Required work —
Check each line of the listing for the word "title" and give only the number of lines that have it.

Given data —
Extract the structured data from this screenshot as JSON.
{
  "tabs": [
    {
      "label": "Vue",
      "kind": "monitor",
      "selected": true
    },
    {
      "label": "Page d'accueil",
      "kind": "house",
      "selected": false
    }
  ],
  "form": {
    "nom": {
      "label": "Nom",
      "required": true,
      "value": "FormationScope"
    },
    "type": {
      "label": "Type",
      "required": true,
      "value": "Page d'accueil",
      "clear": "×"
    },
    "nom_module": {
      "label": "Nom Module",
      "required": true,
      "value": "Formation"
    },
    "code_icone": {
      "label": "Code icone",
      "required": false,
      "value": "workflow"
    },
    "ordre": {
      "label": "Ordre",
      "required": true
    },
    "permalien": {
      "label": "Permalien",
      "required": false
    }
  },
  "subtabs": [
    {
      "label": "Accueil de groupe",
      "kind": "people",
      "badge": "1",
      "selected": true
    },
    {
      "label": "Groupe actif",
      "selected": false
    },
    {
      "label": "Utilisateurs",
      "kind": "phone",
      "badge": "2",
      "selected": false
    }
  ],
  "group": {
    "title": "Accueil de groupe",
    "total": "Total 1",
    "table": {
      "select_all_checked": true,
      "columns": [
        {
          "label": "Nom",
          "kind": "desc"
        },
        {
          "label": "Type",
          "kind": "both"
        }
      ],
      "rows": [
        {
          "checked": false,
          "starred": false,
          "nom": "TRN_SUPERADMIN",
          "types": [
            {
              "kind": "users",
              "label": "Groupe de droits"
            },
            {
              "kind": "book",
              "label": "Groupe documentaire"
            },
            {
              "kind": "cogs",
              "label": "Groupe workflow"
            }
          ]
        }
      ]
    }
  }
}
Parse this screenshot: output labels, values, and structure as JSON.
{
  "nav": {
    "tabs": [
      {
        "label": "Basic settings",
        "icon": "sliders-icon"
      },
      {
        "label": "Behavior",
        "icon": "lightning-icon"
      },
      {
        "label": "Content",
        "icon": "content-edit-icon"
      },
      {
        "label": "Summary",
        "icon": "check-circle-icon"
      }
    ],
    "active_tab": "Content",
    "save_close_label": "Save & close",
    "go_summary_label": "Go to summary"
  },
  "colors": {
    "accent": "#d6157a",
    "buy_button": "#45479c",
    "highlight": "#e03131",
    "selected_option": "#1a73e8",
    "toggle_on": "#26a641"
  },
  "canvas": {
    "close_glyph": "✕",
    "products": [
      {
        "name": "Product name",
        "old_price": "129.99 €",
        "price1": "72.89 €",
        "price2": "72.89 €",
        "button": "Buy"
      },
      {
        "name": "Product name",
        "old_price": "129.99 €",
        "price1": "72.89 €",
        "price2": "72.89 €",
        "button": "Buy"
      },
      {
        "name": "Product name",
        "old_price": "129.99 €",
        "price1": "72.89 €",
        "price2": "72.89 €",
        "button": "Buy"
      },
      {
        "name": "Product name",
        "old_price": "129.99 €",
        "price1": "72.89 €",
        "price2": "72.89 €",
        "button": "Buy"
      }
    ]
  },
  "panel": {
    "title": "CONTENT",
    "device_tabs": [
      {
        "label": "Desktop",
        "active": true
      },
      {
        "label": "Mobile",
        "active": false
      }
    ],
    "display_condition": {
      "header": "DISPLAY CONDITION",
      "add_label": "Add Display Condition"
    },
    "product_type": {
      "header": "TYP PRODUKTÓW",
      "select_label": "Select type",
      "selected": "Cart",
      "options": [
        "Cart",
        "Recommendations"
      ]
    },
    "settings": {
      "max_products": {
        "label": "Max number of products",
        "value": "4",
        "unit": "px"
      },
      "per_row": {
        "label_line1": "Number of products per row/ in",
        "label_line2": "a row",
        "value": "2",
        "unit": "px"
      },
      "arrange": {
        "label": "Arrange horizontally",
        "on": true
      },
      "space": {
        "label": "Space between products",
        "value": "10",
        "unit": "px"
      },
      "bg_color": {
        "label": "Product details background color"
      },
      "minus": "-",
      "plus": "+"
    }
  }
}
--
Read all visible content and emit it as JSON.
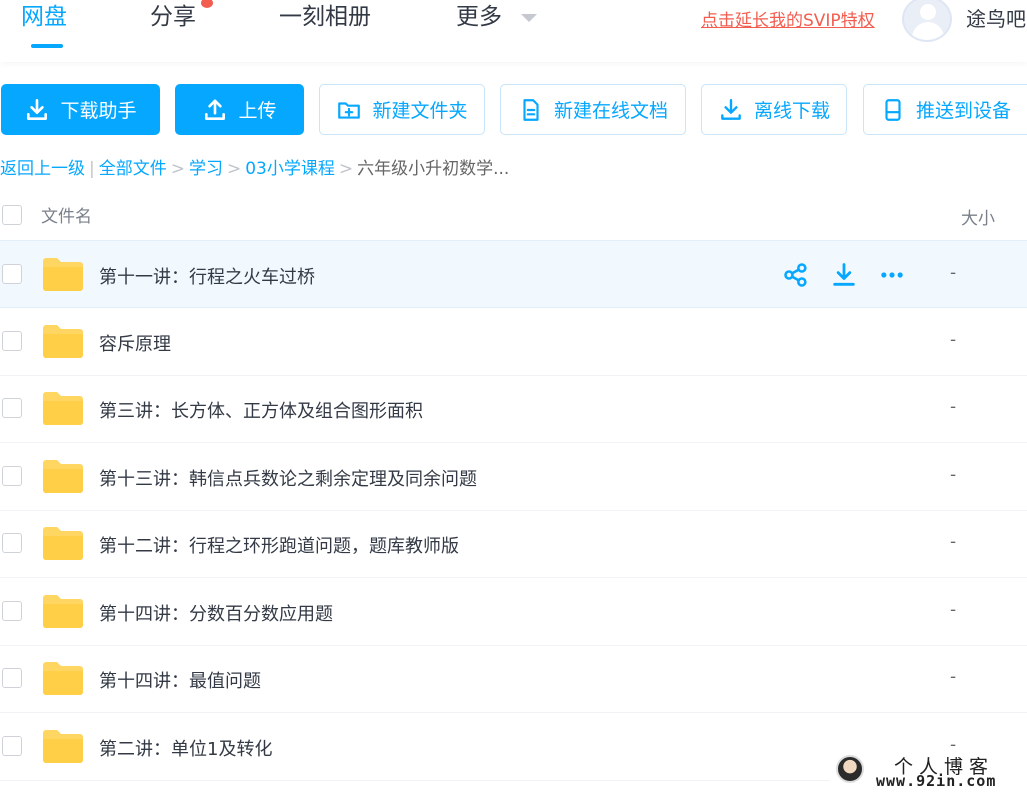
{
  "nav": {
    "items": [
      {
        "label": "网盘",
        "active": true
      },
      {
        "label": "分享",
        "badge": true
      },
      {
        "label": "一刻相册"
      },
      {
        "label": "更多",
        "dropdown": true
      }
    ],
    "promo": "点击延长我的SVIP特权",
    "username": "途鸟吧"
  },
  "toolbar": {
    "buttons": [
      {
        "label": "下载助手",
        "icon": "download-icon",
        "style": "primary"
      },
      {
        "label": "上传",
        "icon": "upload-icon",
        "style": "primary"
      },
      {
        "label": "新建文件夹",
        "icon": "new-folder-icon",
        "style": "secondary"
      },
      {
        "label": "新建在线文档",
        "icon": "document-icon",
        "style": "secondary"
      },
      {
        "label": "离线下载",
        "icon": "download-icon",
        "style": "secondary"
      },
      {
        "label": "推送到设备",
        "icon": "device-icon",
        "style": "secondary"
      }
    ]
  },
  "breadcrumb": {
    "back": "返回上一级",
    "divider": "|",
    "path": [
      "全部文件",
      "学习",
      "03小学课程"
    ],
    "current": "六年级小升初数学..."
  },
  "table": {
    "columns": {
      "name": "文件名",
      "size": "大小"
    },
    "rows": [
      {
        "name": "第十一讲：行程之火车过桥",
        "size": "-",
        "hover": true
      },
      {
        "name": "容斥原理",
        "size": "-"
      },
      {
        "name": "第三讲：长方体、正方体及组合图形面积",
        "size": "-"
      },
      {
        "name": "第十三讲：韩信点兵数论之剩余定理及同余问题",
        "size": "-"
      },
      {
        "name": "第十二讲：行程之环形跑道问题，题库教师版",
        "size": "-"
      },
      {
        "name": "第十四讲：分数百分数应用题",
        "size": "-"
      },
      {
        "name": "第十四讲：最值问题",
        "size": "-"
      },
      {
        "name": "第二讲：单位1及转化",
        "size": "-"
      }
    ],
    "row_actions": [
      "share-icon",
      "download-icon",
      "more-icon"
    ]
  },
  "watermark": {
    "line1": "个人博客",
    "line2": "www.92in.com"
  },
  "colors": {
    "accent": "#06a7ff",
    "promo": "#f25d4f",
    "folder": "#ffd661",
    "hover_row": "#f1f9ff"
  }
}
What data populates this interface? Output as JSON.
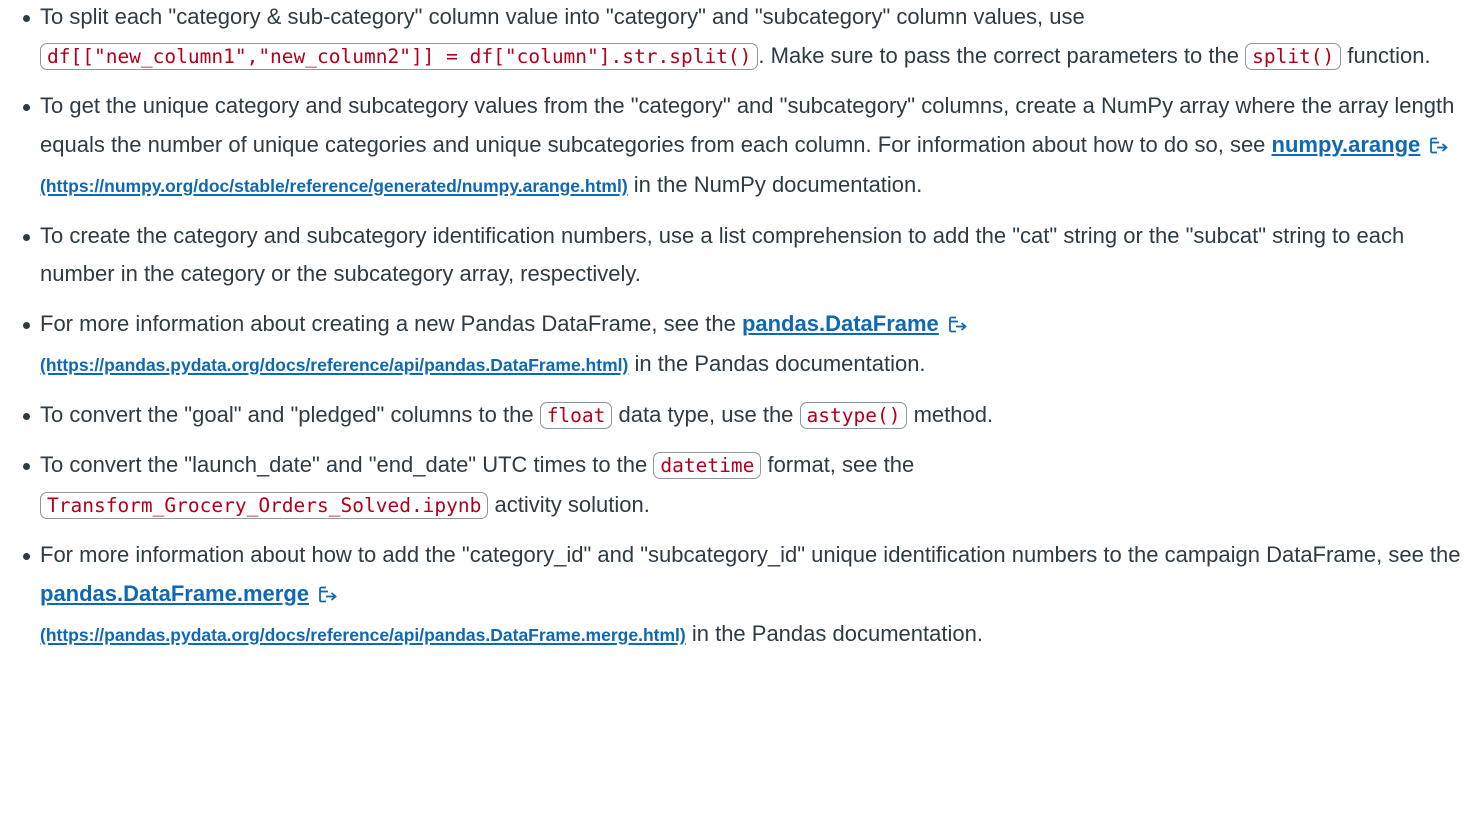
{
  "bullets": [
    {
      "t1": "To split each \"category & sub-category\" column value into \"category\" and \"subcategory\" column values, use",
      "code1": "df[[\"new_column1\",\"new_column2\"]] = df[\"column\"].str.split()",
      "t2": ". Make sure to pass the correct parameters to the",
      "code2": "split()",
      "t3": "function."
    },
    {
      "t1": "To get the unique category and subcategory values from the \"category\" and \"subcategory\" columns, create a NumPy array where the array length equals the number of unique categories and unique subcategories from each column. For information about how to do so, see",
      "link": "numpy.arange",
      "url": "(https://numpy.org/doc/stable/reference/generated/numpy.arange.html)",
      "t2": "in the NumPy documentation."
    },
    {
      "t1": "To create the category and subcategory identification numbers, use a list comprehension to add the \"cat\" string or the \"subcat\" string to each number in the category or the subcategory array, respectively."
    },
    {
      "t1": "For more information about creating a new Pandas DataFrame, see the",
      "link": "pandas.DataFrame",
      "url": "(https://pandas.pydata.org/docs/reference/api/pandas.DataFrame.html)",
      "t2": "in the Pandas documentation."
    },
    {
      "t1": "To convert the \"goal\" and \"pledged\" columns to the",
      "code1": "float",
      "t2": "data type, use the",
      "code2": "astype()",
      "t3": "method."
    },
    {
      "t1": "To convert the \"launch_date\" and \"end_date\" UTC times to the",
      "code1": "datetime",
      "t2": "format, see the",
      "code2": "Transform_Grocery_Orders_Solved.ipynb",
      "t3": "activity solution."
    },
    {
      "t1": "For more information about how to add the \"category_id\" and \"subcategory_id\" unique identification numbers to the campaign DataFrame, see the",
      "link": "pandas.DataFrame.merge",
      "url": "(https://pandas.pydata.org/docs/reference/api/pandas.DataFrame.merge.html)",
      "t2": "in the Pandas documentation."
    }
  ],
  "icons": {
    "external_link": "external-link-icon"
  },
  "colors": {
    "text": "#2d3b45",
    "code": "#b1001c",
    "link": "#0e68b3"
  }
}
---
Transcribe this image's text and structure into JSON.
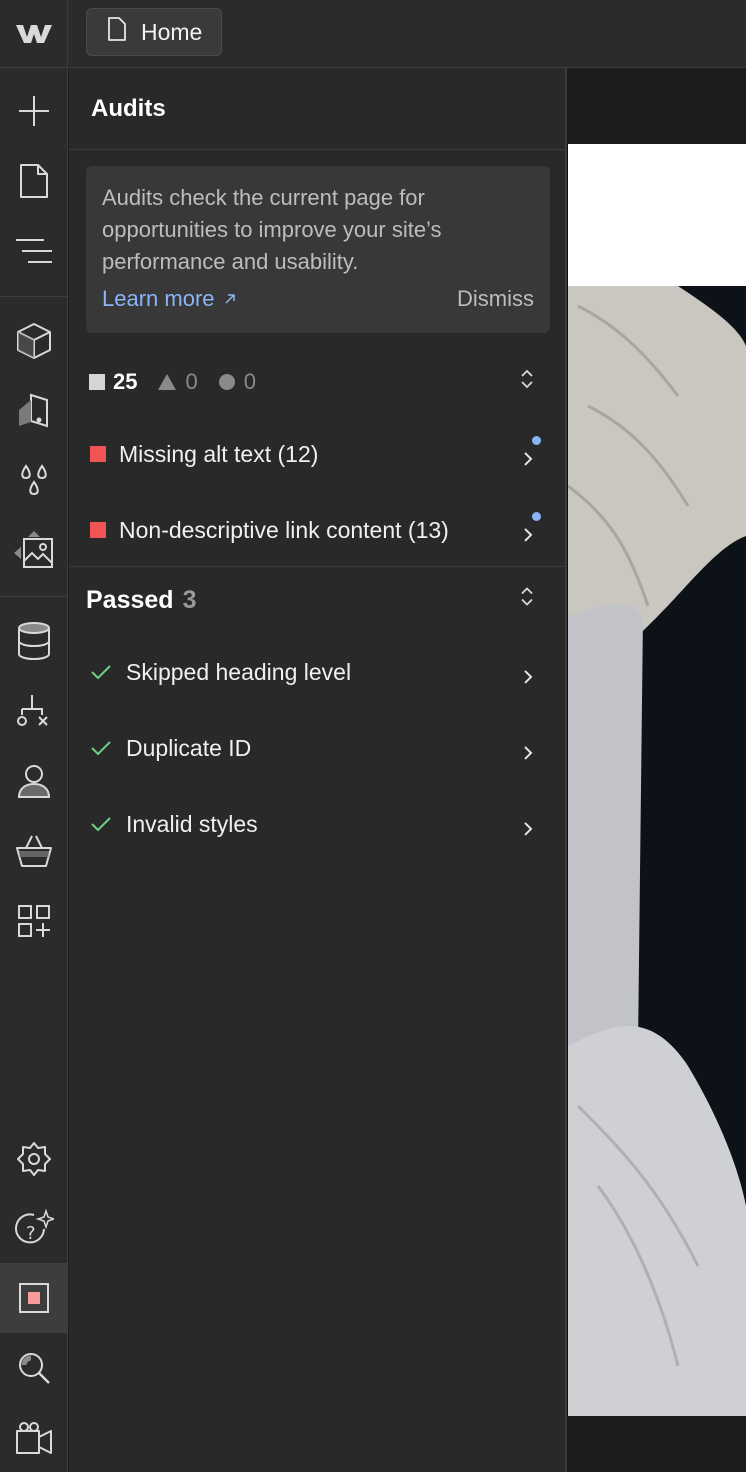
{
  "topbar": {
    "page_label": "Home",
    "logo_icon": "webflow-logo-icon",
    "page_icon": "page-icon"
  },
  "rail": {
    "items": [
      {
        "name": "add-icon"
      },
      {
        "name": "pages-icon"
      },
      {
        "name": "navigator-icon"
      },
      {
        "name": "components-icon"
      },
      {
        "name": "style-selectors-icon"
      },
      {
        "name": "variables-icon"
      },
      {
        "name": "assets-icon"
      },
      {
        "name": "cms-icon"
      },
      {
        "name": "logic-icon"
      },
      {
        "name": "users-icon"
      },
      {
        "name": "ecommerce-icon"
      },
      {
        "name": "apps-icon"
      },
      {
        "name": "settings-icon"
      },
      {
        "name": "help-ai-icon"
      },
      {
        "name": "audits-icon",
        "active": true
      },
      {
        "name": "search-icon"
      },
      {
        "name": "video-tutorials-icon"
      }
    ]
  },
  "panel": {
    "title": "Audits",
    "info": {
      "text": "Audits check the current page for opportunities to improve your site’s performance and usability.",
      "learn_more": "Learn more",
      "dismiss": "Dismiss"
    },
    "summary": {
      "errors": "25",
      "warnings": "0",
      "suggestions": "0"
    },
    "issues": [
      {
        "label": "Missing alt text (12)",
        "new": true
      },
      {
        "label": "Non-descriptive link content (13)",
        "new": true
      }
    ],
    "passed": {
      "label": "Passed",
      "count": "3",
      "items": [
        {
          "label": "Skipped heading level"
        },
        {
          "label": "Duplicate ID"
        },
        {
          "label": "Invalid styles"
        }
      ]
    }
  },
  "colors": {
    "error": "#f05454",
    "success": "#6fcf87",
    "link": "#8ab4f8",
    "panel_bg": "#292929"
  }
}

Solution to this problem —
3